#### WORK INSTRUCTIONS:
Please quote the material exactly, every line of it.

#### DATASET CONTENT:
## Start
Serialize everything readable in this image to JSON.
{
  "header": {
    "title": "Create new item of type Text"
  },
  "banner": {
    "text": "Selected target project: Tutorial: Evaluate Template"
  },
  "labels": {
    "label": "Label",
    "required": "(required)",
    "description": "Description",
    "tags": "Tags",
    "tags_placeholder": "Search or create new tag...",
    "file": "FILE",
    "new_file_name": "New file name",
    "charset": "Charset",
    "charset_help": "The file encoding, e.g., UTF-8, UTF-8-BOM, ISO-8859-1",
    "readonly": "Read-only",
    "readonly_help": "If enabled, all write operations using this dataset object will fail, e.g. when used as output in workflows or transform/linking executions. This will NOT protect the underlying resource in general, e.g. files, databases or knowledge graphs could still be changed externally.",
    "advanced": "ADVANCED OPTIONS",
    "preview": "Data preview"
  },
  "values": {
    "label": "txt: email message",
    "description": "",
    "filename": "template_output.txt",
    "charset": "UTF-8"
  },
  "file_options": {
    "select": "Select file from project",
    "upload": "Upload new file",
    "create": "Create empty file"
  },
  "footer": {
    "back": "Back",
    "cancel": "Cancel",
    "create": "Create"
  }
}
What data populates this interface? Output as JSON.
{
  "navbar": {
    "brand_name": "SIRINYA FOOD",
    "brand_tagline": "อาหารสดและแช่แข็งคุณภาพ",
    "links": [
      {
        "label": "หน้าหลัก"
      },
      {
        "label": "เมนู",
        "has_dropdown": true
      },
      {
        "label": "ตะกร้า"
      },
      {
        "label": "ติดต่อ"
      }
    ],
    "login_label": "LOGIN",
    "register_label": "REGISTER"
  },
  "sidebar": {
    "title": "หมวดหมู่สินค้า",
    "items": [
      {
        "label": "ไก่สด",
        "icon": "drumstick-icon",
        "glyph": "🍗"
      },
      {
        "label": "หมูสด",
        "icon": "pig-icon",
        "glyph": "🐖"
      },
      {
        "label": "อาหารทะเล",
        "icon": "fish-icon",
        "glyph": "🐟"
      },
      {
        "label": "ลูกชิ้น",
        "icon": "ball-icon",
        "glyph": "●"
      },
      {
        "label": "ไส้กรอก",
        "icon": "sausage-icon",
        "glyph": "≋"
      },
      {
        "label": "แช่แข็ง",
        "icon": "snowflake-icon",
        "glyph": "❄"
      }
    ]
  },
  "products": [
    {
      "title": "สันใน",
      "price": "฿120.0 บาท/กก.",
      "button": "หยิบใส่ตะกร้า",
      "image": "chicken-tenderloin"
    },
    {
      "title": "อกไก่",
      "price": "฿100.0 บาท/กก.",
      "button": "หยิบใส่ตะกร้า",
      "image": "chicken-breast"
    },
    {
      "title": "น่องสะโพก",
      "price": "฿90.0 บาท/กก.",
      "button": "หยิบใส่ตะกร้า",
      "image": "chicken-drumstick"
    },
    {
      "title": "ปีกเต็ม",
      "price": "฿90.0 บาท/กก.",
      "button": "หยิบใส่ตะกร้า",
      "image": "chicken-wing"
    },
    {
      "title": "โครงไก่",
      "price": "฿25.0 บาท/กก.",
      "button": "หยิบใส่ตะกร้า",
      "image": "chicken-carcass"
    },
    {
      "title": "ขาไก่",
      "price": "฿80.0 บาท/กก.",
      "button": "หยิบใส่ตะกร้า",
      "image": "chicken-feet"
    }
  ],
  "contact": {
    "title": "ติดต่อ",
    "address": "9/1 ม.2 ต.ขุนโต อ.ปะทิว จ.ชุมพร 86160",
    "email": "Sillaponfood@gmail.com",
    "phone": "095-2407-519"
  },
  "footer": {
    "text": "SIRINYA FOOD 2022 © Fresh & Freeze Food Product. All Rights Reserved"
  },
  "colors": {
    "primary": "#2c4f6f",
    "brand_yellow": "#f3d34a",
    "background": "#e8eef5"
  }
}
## End
#### FULL OUTPUT:
Serialize everything readable in this image to JSON.
{
  "header": {
    "title": "Create new item of type Text"
  },
  "banner": {
    "text": "Selected target project: Tutorial: Evaluate Template"
  },
  "labels": {
    "label": "Label",
    "required": "(required)",
    "description": "Description",
    "tags": "Tags",
    "tags_placeholder": "Search or create new tag...",
    "file": "FILE",
    "new_file_name": "New file name",
    "charset": "Charset",
    "charset_help": "The file encoding, e.g., UTF-8, UTF-8-BOM, ISO-8859-1",
    "readonly": "Read-only",
    "readonly_help": "If enabled, all write operations using this dataset object will fail, e.g. when used as output in workflows or transform/linking executions. This will NOT protect the underlying resource in general, e.g. files, databases or knowledge graphs could still be changed externally.",
    "advanced": "ADVANCED OPTIONS",
    "preview": "Data preview"
  },
  "values": {
    "label": "txt: email message",
    "description": "",
    "filename": "template_output.txt",
    "charset": "UTF-8"
  },
  "file_options": {
    "select": "Select file from project",
    "upload": "Upload new file",
    "create": "Create empty file"
  },
  "footer": {
    "back": "Back",
    "cancel": "Cancel",
    "create": "Create"
  }
}
What data populates this interface? Output as JSON.
{
  "navbar": {
    "brand_name": "SIRINYA FOOD",
    "brand_tagline": "อาหารสดและแช่แข็งคุณภาพ",
    "links": [
      {
        "label": "หน้าหลัก"
      },
      {
        "label": "เมนู",
        "has_dropdown": true
      },
      {
        "label": "ตะกร้า"
      },
      {
        "label": "ติดต่อ"
      }
    ],
    "login_label": "LOGIN",
    "register_label": "REGISTER"
  },
  "sidebar": {
    "title": "หมวดหมู่สินค้า",
    "items": [
      {
        "label": "ไก่สด",
        "icon": "drumstick-icon",
        "glyph": "🍗"
      },
      {
        "label": "หมูสด",
        "icon": "pig-icon",
        "glyph": "🐖"
      },
      {
        "label": "อาหารทะเล",
        "icon": "fish-icon",
        "glyph": "🐟"
      },
      {
        "label": "ลูกชิ้น",
        "icon": "ball-icon",
        "glyph": "●"
      },
      {
        "label": "ไส้กรอก",
        "icon": "sausage-icon",
        "glyph": "≋"
      },
      {
        "label": "แช่แข็ง",
        "icon": "snowflake-icon",
        "glyph": "❄"
      }
    ]
  },
  "products": [
    {
      "title": "สันใน",
      "price": "฿120.0 บาท/กก.",
      "button": "หยิบใส่ตะกร้า",
      "image": "chicken-tenderloin"
    },
    {
      "title": "อกไก่",
      "price": "฿100.0 บาท/กก.",
      "button": "หยิบใส่ตะกร้า",
      "image": "chicken-breast"
    },
    {
      "title": "น่องสะโพก",
      "price": "฿90.0 บาท/กก.",
      "button": "หยิบใส่ตะกร้า",
      "image": "chicken-drumstick"
    },
    {
      "title": "ปีกเต็ม",
      "price": "฿90.0 บาท/กก.",
      "button": "หยิบใส่ตะกร้า",
      "image": "chicken-wing"
    },
    {
      "title": "โครงไก่",
      "price": "฿25.0 บาท/กก.",
      "button": "หยิบใส่ตะกร้า",
      "image": "chicken-carcass"
    },
    {
      "title": "ขาไก่",
      "price": "฿80.0 บาท/กก.",
      "button": "หยิบใส่ตะกร้า",
      "image": "chicken-feet"
    }
  ],
  "contact": {
    "title": "ติดต่อ",
    "address": "9/1 ม.2 ต.ขุนโต อ.ปะทิว จ.ชุมพร 86160",
    "email": "Sillaponfood@gmail.com",
    "phone": "095-2407-519"
  },
  "footer": {
    "text": "SIRINYA FOOD 2022 © Fresh & Freeze Food Product. All Rights Reserved"
  },
  "colors": {
    "primary": "#2c4f6f",
    "brand_yellow": "#f3d34a",
    "background": "#e8eef5"
  }
}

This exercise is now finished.